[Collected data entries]
+-------+

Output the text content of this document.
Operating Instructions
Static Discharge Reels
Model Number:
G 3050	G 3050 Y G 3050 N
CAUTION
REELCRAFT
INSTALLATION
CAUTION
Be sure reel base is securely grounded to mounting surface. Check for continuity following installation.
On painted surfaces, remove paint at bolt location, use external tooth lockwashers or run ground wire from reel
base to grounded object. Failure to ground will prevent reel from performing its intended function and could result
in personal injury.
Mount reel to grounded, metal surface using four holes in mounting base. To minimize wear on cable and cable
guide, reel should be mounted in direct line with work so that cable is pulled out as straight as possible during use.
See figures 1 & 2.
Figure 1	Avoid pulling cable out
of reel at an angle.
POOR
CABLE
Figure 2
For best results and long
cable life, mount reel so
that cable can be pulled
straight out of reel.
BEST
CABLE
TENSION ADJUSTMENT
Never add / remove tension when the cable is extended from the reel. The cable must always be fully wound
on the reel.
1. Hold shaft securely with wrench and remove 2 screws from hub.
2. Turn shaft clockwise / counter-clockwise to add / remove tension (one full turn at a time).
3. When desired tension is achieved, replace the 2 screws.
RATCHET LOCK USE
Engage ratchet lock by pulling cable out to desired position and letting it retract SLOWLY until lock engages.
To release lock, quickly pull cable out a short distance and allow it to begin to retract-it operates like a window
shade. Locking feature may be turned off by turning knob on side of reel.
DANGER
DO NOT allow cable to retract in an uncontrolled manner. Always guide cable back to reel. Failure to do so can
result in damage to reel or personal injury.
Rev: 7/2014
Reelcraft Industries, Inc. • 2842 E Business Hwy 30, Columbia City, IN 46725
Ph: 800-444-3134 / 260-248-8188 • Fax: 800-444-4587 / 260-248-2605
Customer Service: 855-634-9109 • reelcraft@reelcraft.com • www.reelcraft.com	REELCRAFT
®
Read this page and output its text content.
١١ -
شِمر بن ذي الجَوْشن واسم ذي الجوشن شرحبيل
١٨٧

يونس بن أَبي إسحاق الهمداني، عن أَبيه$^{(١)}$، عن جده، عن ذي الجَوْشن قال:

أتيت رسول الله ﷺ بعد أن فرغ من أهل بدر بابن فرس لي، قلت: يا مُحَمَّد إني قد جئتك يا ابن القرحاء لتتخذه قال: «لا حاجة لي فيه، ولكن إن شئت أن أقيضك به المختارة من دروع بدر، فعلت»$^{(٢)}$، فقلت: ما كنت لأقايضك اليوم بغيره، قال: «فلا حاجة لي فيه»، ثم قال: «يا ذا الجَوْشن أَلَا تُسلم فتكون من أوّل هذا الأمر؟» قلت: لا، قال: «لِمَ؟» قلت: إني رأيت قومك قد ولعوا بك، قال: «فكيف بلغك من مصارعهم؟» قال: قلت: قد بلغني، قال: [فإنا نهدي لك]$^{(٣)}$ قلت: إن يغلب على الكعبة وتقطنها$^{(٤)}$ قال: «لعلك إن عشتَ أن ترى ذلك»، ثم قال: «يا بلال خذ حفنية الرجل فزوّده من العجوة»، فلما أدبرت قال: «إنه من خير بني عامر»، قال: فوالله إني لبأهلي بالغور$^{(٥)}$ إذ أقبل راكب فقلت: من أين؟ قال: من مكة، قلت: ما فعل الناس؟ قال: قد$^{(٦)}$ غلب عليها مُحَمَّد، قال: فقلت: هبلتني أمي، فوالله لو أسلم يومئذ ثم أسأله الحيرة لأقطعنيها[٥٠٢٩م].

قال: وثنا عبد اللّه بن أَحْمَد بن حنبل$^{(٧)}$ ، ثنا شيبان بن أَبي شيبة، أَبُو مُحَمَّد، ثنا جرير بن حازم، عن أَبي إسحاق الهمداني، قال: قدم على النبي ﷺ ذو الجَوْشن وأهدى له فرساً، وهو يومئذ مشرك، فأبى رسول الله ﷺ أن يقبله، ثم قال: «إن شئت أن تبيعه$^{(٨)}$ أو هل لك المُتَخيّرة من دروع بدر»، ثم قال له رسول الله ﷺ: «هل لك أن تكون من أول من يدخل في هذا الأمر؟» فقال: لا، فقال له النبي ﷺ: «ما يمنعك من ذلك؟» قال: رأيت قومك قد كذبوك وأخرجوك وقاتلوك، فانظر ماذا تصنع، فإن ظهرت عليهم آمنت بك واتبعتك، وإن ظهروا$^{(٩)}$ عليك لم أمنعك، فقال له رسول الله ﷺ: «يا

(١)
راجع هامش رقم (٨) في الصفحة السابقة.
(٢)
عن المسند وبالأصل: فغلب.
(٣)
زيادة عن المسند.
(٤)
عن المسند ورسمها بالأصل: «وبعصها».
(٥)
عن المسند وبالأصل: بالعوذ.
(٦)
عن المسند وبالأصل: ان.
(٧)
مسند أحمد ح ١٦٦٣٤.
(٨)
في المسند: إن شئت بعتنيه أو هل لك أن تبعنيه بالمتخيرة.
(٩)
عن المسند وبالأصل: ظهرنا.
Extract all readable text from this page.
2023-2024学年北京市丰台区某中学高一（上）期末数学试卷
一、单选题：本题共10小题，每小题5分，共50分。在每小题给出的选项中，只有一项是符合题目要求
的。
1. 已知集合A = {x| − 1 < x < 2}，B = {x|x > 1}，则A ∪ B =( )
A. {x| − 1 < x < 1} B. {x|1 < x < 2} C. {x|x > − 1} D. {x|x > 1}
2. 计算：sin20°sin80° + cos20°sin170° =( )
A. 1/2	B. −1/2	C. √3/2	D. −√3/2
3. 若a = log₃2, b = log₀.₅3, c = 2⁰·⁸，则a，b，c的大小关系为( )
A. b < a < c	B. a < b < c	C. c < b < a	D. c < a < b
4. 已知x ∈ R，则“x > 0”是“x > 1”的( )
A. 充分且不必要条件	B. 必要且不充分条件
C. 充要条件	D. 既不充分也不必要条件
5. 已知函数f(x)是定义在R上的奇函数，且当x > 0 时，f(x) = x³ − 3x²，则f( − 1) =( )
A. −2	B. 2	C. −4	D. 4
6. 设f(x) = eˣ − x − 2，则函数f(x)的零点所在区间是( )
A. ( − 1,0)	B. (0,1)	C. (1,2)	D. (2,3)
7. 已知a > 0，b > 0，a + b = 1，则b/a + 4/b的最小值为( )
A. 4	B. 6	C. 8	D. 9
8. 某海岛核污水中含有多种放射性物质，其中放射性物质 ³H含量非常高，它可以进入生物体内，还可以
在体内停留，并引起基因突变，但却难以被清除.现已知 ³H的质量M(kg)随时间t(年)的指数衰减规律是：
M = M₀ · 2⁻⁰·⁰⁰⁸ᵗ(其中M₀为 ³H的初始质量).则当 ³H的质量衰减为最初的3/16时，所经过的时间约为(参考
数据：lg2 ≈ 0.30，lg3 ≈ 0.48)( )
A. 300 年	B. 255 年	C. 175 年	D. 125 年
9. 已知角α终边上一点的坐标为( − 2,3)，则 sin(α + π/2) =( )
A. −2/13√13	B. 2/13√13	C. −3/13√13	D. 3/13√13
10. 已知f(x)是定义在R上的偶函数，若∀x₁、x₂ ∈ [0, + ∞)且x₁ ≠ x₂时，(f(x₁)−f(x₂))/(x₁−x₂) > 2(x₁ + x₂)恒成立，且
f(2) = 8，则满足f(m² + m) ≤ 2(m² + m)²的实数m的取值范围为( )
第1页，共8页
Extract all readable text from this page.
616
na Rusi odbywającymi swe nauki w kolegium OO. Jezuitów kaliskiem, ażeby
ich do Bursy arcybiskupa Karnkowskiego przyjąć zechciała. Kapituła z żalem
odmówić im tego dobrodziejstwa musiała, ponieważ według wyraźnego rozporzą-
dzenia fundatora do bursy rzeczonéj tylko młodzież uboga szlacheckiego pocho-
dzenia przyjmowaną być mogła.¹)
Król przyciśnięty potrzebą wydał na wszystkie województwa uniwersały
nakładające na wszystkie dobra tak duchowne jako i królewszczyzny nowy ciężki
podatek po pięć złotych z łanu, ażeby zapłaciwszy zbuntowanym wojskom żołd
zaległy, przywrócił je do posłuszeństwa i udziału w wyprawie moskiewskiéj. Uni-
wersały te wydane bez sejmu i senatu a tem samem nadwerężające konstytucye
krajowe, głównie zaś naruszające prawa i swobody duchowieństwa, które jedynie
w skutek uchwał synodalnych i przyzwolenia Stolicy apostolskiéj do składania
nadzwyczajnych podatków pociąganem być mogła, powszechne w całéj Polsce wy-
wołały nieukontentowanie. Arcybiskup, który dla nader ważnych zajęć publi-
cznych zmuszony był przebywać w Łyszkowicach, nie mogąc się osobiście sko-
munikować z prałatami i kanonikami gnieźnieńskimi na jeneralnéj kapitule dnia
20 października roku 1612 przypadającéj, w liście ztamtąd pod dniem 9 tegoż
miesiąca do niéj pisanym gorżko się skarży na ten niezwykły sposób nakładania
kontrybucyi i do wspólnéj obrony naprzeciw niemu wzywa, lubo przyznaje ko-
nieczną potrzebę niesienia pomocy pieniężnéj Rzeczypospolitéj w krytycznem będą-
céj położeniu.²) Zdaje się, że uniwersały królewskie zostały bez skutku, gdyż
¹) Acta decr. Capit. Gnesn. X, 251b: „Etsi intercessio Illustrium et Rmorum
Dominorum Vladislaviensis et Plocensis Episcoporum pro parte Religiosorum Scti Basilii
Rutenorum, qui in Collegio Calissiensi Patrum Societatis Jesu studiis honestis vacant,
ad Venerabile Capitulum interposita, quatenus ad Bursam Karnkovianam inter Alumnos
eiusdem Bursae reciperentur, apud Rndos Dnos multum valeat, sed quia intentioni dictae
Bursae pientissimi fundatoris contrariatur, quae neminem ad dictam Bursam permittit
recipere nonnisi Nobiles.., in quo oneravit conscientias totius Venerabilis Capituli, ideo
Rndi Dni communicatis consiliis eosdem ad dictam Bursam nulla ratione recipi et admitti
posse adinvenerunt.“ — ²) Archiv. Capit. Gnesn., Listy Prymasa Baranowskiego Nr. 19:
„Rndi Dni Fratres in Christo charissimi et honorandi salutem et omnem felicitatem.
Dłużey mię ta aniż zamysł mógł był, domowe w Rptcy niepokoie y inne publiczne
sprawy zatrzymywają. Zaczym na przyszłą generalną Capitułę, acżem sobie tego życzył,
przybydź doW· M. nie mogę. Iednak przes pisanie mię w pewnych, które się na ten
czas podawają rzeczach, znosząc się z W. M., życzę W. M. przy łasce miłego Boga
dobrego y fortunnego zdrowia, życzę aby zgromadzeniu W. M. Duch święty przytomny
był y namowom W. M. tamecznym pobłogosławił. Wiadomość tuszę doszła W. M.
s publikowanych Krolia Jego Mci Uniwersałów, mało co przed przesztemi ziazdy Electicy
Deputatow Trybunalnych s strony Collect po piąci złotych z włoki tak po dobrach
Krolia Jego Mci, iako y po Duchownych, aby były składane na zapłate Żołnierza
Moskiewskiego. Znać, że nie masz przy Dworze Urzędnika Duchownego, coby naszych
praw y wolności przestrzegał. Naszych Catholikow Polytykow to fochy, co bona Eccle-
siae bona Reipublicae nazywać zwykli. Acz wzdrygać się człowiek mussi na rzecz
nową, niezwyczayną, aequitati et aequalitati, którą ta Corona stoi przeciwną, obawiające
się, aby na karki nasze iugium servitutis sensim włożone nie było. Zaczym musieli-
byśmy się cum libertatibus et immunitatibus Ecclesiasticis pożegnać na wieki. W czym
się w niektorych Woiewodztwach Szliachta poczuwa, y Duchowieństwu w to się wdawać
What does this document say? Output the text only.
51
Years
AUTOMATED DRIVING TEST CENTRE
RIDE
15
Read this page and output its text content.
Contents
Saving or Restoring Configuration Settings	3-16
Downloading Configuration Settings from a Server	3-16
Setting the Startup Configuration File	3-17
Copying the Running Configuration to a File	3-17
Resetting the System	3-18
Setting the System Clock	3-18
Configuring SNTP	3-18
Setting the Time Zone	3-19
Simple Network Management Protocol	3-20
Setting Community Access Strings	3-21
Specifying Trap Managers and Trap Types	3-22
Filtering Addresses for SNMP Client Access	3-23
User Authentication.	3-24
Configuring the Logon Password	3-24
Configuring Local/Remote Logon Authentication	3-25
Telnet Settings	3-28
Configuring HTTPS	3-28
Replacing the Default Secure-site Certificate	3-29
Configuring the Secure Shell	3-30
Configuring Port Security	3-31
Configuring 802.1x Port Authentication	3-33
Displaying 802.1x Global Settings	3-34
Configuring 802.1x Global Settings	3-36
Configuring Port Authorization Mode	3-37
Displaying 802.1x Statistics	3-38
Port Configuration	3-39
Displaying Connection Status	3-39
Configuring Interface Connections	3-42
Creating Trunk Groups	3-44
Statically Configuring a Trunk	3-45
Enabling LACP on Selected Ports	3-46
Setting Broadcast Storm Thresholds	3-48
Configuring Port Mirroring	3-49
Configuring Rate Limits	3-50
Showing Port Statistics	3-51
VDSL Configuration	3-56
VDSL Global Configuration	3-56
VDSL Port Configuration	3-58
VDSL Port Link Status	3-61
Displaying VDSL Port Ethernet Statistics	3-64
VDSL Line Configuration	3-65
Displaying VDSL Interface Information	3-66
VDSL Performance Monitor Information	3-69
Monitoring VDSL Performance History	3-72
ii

+-------+

Report the number of lines containing the string "Rndi" and add nothing to it.

**The output:** 2